(Items from a dataset)
>>>>>

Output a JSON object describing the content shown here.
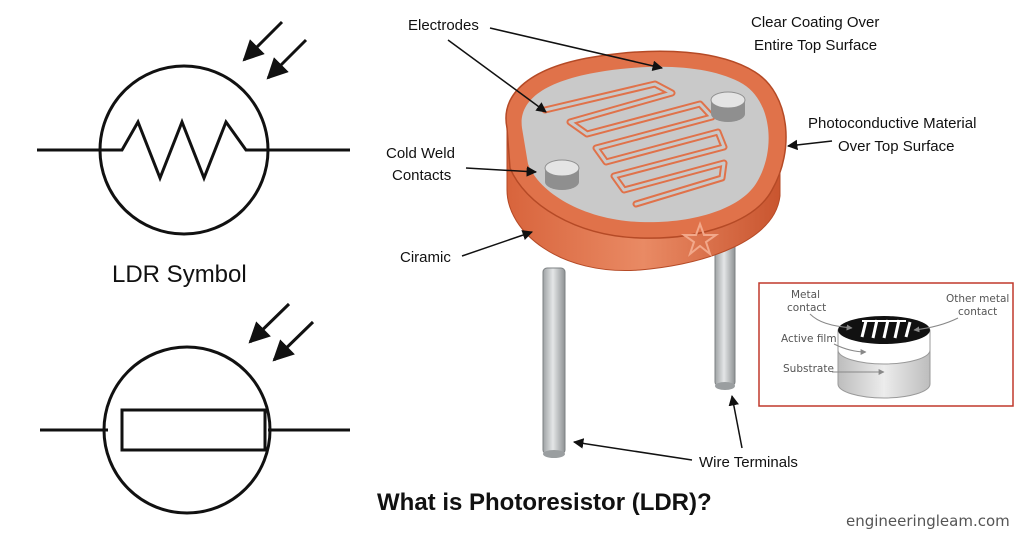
{
  "title": "What is Photoresistor (LDR)?",
  "watermark": "engineeringleam.com",
  "symbol_caption": "LDR Symbol",
  "labels": {
    "electrodes": "Electrodes",
    "clear_coating_1": "Clear Coating Over",
    "clear_coating_2": "Entire Top Surface",
    "photoconductive_1": "Photoconductive Material",
    "photoconductive_2": "Over Top Surface",
    "cold_weld_1": "Cold Weld",
    "cold_weld_2": "Contacts",
    "ciramic": "Ciramic",
    "wire_terminals": "Wire Terminals"
  },
  "inset": {
    "metal_contact_1": "Metal",
    "metal_contact_2": "contact",
    "other_metal_1": "Other metal",
    "other_metal_2": "contact",
    "active_film": "Active film",
    "substrate": "Substrate"
  },
  "colors": {
    "ceramic": "#e0724a",
    "ceramic_dark": "#c95a33",
    "surface": "#c9c9c9",
    "leads": "#b5b9bb",
    "inset_border": "#c0392b"
  }
}
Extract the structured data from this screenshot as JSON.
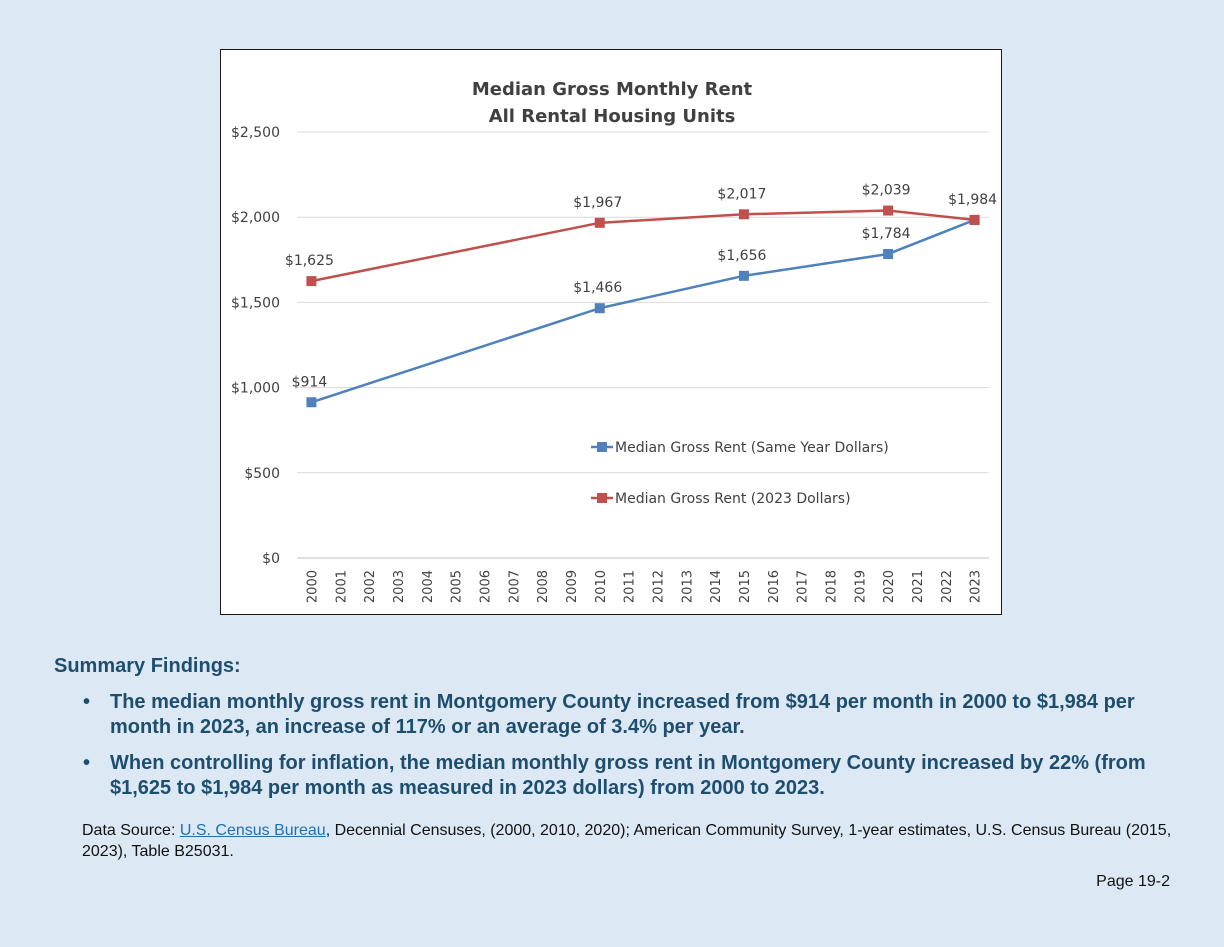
{
  "chart_data": {
    "type": "line",
    "title": [
      "Median Gross Monthly Rent",
      "All Rental Housing Units"
    ],
    "x": [
      2000,
      2001,
      2002,
      2003,
      2004,
      2005,
      2006,
      2007,
      2008,
      2009,
      2010,
      2011,
      2012,
      2013,
      2014,
      2015,
      2016,
      2017,
      2018,
      2019,
      2020,
      2021,
      2022,
      2023
    ],
    "xlabel": "",
    "ylabel": "",
    "ylim": [
      0,
      2500
    ],
    "yticks": [
      0,
      500,
      1000,
      1500,
      2000,
      2500
    ],
    "ytick_labels": [
      "$0",
      "$500",
      "$1,000",
      "$1,500",
      "$2,000",
      "$2,500"
    ],
    "grid": "horizontal",
    "legend_position": "inside, lower right",
    "series": [
      {
        "name": "Median Gross Rent (Same Year Dollars)",
        "color": "#4f81bd",
        "points": [
          {
            "x": 2000,
            "y": 914,
            "label": "$914"
          },
          {
            "x": 2010,
            "y": 1466,
            "label": "$1,466"
          },
          {
            "x": 2015,
            "y": 1656,
            "label": "$1,656"
          },
          {
            "x": 2020,
            "y": 1784,
            "label": "$1,784"
          },
          {
            "x": 2023,
            "y": 1984,
            "label": ""
          }
        ]
      },
      {
        "name": "Median Gross Rent (2023 Dollars)",
        "color": "#c0504d",
        "points": [
          {
            "x": 2000,
            "y": 1625,
            "label": "$1,625"
          },
          {
            "x": 2010,
            "y": 1967,
            "label": "$1,967"
          },
          {
            "x": 2015,
            "y": 2017,
            "label": "$2,017"
          },
          {
            "x": 2020,
            "y": 2039,
            "label": "$2,039"
          },
          {
            "x": 2023,
            "y": 1984,
            "label": "$1,984"
          }
        ]
      }
    ]
  },
  "findings": {
    "heading": "Summary Findings:",
    "bullet_symbol": "•",
    "items": [
      "The median monthly gross rent in Montgomery County increased from $914 per month in 2000 to $1,984 per month in 2023, an increase of 117% or an average of 3.4% per year.",
      "When controlling for inflation, the median monthly gross rent in Montgomery County increased by 22% (from $1,625 to $1,984 per month as measured in 2023 dollars) from 2000 to 2023."
    ]
  },
  "source": {
    "prefix": "Data Source: ",
    "link_text": "U.S. Census Bureau",
    "rest": ", Decennial Censuses, (2000, 2010, 2020); American Community Survey, 1-year estimates, U.S. Census Bureau (2015, 2023), Table B25031."
  },
  "page_number": "Page 19-2"
}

<<<<<

## Work instructions
Search the records above for "County". Copy each line where it is found.

## Correct answer
      "The median monthly gross rent in Montgomery County increased from $914 per month in 2000 to $1,984 per month in 2023, an increase of 117% or an average of 3.4% per year.",
      "When controlling for inflation, the median monthly gross rent in Montgomery County increased by 22% (from $1,625 to $1,984 per month as measured in 2023 dollars) from 2000 to 2023."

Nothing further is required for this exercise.